=== Texte ===

31/01/2016 20:07 par gus de nantes

dans ce coin là faut pas oublier deux choses qui peuvent avoir leur petite importance stratégique et financière ,

une frontière avec la chine ..... qui permettrait par l’afghanistan de vendre un paquet de truc chinois , sans que les US soient tenus au courant .... le vendre dans une belle partie de l’arabie ..... celle qui est en guerre depuis vingt ans pour cause de pétrole sous les pieds ..... couper toute forme de ravitaillement est une stratégie efficace et ancienne .

dans un deuxième temps selon l’ONU qui n’est pas exactement un repaire de parano délirant le pays est le premier producteur de l’or blanc , au monde , après je sais pas comment les mulets afghan arrivent à échapper à la surveillance de la première armée du monde pour écouler leur opium raffiné dans les rues de la grosse pomme , je sais pas ... faudra demander...
je sais pas pourquoi mais cette guerre a comme des relents de viet nam , sauce full metal .... je dis ça je dis rien ...

=== Entrées fournies ===

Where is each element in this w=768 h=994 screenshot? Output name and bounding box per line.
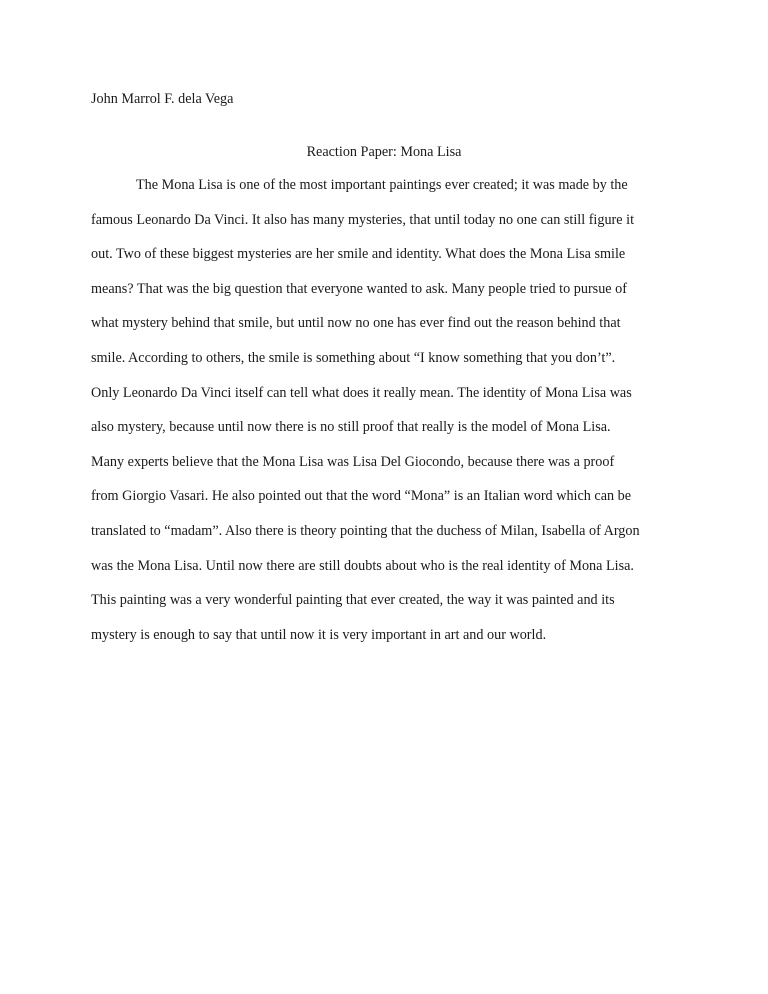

===
=== Entrées fournies ===

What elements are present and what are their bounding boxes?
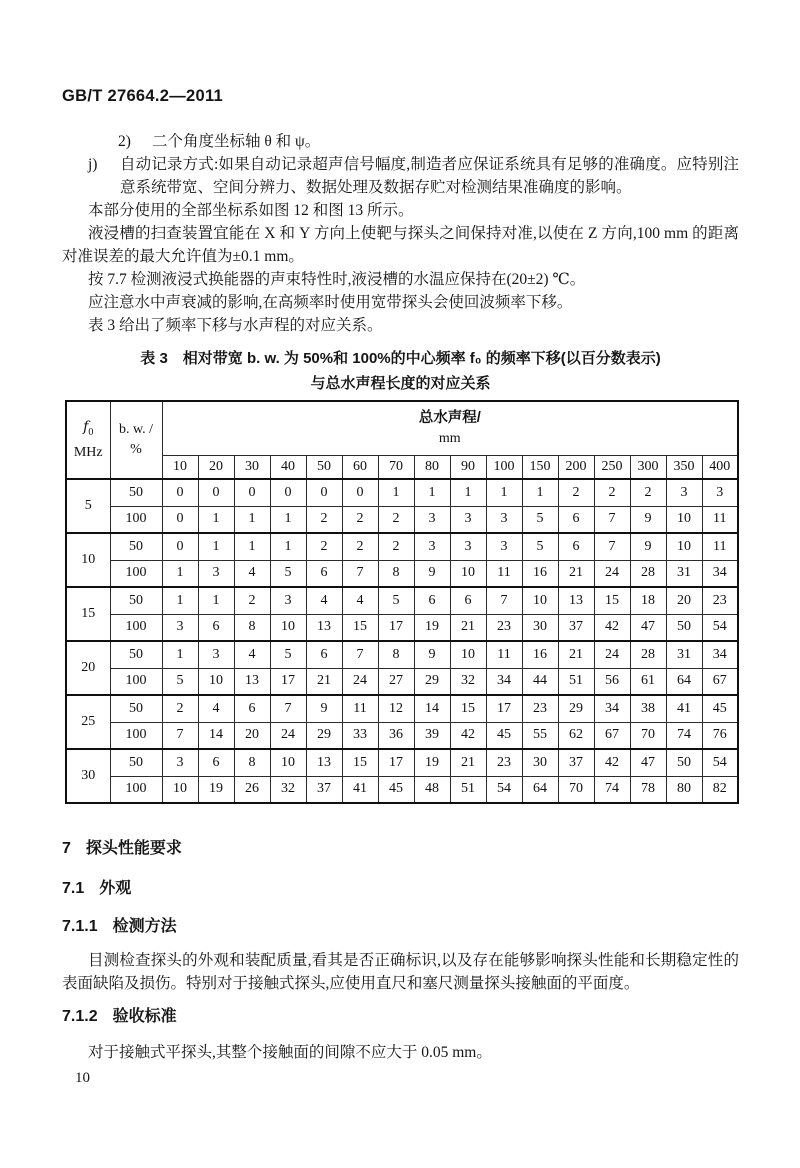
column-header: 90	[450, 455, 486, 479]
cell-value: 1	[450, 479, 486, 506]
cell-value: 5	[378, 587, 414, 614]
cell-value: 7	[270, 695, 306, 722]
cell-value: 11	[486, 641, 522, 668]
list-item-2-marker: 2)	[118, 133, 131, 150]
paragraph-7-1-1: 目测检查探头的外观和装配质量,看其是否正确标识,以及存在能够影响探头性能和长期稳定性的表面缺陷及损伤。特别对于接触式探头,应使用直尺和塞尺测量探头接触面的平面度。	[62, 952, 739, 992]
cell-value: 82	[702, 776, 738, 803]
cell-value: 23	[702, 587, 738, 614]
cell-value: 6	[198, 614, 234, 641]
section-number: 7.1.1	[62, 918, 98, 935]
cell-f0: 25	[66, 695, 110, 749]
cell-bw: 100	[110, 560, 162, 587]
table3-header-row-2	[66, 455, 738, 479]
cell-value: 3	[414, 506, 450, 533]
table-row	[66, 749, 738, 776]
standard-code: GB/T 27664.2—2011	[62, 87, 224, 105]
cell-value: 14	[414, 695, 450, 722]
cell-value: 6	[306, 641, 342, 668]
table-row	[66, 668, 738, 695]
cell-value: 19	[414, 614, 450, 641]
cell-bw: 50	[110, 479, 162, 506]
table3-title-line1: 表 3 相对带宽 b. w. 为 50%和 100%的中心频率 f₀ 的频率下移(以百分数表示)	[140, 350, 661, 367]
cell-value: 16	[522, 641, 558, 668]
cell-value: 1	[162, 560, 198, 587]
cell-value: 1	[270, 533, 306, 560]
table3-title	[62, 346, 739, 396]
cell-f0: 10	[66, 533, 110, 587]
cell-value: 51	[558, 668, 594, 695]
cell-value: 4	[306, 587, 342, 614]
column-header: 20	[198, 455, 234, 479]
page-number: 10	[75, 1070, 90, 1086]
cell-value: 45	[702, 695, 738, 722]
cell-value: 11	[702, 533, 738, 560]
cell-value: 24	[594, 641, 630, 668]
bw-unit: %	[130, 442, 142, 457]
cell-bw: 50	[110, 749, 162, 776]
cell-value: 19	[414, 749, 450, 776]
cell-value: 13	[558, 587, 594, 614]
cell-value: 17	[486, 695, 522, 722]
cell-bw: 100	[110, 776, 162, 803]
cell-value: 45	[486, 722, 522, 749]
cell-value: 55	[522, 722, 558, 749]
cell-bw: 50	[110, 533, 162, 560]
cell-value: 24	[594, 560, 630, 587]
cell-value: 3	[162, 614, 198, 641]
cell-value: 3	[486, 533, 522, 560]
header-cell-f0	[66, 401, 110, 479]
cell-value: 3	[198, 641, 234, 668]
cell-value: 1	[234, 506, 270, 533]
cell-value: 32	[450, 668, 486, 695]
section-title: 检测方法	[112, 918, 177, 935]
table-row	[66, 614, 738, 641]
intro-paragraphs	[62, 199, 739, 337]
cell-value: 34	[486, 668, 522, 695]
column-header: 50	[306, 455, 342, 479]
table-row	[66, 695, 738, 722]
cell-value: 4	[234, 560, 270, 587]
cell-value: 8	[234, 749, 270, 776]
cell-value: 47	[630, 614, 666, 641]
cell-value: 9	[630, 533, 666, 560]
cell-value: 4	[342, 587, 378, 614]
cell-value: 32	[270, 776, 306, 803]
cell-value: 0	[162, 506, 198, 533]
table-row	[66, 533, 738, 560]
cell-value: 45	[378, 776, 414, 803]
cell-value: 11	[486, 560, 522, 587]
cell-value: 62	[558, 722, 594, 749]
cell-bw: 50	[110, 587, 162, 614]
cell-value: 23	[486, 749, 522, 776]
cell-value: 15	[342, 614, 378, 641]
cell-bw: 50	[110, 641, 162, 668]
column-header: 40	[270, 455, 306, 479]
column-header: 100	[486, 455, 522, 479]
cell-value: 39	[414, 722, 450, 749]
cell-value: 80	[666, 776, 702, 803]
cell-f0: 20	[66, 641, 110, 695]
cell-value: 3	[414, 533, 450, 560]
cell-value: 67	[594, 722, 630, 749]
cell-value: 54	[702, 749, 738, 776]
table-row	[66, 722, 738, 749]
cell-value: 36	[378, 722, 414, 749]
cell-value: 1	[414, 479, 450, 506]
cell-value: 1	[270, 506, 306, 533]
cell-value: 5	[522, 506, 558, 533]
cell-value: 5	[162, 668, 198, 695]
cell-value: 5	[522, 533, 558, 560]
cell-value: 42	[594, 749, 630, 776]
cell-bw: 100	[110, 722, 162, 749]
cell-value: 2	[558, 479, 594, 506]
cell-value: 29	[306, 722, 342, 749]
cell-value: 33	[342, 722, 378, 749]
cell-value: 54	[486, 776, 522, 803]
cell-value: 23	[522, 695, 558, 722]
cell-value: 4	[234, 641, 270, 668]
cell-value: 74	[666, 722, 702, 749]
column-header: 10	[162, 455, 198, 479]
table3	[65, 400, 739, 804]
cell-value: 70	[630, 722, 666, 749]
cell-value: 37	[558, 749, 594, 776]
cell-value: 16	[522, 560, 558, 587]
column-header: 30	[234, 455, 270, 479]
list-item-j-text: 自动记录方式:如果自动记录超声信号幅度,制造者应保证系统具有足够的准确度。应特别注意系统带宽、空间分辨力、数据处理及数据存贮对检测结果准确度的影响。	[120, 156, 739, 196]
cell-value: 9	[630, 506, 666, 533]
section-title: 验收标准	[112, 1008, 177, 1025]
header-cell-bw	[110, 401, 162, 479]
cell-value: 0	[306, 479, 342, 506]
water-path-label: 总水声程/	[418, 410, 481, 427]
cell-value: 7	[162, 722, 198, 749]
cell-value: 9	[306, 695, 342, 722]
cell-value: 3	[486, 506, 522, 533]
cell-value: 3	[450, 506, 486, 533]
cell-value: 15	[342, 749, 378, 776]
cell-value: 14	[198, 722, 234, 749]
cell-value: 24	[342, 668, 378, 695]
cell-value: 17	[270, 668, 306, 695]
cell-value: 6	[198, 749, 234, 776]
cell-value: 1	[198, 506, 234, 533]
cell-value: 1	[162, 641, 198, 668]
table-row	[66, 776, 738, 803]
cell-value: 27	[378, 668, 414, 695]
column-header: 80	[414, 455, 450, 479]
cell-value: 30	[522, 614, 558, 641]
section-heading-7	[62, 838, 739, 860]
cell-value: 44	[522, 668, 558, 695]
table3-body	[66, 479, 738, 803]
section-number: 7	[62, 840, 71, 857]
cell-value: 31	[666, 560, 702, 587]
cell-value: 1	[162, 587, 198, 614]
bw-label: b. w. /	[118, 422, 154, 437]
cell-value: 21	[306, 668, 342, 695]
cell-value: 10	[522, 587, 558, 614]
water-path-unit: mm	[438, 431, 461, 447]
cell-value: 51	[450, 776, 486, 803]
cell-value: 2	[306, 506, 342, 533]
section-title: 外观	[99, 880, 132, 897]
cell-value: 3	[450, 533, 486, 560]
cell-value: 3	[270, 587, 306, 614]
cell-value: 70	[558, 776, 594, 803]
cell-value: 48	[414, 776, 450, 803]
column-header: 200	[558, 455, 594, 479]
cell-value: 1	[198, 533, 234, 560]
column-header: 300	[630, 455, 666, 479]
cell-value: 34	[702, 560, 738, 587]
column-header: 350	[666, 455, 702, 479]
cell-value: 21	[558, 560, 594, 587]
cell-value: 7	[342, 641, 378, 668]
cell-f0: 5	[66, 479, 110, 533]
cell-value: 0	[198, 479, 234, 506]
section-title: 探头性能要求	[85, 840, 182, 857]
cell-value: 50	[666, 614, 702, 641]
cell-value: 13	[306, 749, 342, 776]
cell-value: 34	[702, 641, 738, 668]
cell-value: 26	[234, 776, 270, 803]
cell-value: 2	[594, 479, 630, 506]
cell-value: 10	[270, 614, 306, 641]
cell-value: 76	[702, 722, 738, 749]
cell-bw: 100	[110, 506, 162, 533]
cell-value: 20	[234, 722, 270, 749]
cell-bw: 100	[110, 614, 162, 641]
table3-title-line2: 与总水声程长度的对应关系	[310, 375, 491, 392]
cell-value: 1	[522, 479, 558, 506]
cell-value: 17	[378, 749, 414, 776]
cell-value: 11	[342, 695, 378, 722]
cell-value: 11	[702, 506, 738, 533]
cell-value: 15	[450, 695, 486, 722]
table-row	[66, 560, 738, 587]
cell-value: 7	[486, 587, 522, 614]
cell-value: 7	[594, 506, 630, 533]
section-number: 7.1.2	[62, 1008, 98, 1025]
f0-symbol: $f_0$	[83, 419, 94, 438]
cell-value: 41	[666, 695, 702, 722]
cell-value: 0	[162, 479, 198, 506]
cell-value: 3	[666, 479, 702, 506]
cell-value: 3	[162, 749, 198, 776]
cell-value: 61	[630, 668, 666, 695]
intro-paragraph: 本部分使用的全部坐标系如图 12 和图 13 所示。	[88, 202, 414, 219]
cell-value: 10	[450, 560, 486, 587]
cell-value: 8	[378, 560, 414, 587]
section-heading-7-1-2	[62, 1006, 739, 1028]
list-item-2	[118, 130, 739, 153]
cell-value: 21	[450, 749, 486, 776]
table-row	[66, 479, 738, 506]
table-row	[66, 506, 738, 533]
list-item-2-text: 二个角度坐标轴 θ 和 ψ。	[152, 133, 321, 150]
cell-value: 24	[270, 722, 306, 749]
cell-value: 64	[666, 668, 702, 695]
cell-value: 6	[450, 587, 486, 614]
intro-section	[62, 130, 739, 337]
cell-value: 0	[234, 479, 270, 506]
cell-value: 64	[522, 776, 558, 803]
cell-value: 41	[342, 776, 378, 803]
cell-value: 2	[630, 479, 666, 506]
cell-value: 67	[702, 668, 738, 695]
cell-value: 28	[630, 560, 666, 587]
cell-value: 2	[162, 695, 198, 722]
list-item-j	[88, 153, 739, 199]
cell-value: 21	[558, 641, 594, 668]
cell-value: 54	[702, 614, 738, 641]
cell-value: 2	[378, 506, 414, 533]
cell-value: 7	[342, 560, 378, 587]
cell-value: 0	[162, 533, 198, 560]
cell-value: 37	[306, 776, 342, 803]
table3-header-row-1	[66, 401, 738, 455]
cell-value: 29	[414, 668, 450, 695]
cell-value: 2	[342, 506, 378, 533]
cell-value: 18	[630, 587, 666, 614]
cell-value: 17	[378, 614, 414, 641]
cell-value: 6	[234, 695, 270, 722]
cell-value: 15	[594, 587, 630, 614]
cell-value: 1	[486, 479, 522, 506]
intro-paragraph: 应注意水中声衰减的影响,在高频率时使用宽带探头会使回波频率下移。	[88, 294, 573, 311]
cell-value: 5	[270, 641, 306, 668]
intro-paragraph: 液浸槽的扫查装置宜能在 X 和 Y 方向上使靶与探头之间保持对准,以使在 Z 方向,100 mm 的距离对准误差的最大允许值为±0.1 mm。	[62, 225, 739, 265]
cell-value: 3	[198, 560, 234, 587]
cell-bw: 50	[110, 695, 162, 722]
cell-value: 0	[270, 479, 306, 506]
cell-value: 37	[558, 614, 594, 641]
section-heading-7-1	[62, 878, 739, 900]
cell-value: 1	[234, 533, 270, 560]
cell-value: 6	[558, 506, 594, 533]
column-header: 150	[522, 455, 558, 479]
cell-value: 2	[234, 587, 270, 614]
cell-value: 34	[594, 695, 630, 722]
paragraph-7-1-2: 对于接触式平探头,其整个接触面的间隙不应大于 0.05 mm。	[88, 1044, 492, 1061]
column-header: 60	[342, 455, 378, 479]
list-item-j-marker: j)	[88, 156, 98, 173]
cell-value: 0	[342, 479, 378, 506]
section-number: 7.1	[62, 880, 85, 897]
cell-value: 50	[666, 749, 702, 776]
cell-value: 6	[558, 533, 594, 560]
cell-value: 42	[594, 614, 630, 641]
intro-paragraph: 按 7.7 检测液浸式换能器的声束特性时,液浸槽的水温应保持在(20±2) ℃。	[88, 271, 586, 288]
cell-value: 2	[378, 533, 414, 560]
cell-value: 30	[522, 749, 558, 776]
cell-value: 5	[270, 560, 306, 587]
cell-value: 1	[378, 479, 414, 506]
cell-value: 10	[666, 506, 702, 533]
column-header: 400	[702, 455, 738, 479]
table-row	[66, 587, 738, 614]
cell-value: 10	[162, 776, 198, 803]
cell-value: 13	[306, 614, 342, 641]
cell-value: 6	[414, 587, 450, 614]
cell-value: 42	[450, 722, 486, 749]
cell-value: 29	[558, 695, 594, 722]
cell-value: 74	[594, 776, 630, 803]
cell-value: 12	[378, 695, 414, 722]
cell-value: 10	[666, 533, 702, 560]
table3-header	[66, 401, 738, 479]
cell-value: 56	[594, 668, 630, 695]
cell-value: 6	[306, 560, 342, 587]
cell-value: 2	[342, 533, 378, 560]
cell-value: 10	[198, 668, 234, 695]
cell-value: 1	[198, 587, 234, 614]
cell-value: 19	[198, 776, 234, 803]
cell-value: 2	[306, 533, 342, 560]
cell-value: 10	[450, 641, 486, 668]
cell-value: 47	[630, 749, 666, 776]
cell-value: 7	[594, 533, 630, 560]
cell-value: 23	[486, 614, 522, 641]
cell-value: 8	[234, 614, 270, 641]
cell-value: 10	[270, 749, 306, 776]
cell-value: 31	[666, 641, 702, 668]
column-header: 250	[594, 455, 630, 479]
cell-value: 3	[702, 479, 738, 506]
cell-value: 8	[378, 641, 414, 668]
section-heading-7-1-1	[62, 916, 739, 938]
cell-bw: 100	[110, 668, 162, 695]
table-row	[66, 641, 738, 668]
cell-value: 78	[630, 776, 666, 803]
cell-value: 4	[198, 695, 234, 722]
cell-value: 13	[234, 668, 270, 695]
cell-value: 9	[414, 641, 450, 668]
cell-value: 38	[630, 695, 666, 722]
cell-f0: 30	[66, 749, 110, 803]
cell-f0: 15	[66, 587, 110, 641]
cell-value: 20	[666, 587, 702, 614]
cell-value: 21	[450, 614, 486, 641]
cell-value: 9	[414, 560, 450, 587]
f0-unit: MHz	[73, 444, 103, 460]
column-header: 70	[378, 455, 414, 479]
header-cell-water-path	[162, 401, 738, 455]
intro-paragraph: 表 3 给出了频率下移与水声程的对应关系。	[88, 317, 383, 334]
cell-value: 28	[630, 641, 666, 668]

===

Consigne: D'après le texte, avec quel pays ce coin a-t-il une frontière ? Les entrées ne sont pas utiles ici.

Corrigé: Avec la Chine.